Exercise goal: Duplicate the data from the line with "x-tick-label: 45% bbox=[786, 466, 808, 478]" to the line with "data-labels-group: 37% 30%", including both of those lines.

Records shown:
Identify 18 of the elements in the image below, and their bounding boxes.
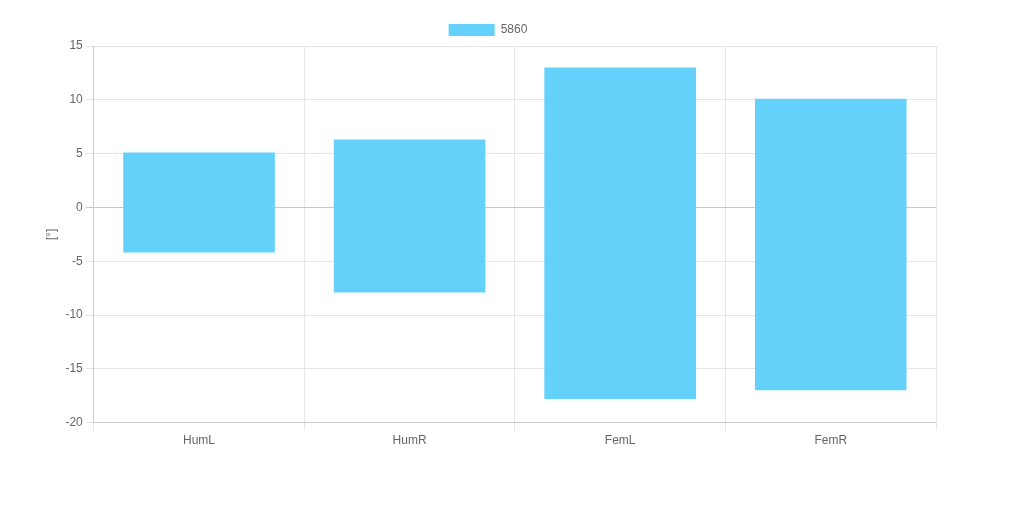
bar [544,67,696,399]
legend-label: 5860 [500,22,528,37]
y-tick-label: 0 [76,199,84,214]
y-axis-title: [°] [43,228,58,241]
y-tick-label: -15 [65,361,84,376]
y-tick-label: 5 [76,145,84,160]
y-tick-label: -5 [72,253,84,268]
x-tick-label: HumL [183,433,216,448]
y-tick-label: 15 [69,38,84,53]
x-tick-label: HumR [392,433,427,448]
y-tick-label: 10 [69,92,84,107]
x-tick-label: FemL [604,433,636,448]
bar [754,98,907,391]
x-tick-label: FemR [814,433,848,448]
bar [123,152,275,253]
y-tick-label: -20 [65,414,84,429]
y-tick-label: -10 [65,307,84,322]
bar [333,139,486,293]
* * *
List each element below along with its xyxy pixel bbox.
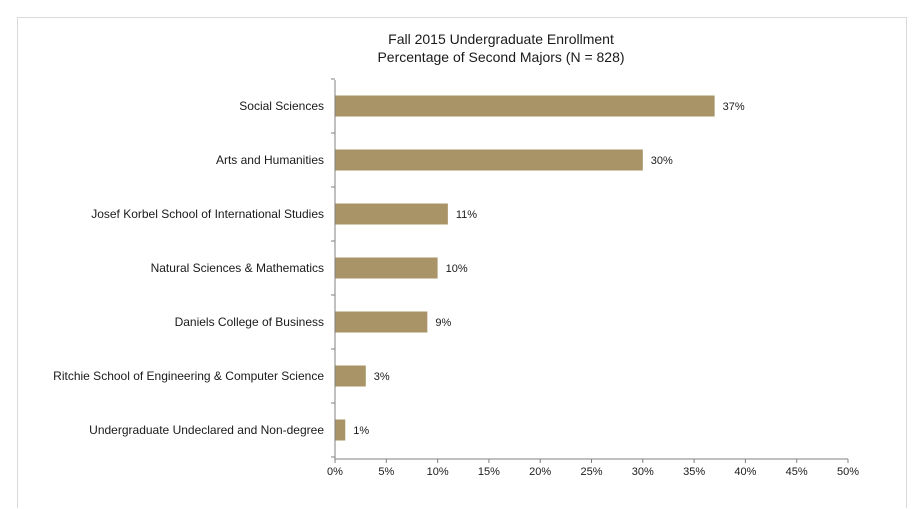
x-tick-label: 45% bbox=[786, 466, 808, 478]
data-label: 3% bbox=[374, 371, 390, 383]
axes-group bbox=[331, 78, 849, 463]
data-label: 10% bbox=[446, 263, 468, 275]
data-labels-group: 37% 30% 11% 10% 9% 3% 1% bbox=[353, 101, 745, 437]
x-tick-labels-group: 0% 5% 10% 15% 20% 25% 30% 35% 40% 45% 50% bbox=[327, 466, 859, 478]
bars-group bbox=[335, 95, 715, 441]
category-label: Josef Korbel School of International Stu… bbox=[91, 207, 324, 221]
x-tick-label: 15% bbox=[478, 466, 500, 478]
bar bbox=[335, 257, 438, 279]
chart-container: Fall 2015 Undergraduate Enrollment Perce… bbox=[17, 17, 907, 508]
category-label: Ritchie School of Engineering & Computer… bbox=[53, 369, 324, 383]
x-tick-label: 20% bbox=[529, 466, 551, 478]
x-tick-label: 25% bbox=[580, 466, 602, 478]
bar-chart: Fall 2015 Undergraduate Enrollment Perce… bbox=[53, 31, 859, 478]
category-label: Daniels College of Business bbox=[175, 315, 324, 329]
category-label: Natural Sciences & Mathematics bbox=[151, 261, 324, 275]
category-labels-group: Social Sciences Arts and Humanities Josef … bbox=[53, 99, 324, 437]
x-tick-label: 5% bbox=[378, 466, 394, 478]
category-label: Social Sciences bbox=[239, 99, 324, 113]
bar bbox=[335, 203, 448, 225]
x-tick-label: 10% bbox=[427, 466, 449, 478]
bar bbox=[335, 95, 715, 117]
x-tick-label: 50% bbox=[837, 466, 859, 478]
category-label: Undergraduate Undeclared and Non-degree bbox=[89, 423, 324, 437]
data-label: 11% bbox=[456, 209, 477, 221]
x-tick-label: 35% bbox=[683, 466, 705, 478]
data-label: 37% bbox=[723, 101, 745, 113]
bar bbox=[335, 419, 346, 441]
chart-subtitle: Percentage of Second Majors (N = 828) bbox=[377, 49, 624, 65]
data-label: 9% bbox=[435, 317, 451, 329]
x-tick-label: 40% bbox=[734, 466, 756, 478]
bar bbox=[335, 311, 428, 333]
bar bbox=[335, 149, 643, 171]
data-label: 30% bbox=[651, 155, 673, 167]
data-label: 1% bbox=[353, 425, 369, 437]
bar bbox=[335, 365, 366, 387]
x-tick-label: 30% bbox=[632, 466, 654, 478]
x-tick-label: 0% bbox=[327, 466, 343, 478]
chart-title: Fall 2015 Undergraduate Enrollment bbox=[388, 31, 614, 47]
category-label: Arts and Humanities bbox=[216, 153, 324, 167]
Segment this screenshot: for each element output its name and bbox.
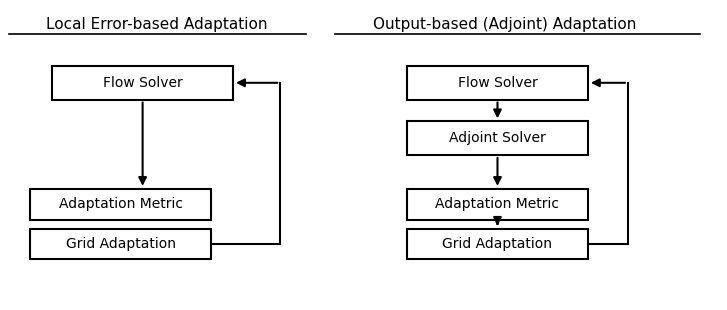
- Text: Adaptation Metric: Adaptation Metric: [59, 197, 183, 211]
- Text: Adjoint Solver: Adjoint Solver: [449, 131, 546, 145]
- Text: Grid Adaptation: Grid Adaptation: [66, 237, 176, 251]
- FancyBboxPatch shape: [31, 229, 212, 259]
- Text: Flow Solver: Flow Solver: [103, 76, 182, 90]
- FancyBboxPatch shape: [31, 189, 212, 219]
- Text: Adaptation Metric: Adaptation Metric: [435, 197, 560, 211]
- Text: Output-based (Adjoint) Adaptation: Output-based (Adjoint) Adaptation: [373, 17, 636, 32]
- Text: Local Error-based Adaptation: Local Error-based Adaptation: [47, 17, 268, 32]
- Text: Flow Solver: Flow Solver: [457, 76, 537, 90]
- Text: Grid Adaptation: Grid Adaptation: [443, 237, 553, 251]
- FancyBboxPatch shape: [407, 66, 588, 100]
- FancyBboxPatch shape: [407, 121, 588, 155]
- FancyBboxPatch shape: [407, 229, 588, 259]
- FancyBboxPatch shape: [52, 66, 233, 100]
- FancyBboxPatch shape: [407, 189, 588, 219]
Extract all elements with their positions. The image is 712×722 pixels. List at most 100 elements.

Completed exercise:
x-tick-label: 45% bbox=[786, 466, 808, 478]
data-label: 3% bbox=[374, 371, 390, 383]
axes-group bbox=[331, 78, 849, 463]
data-label: 10% bbox=[446, 263, 468, 275]
data-labels-group: 37% 30% 11% 10% 9% 3% 1% bbox=[353, 101, 745, 437]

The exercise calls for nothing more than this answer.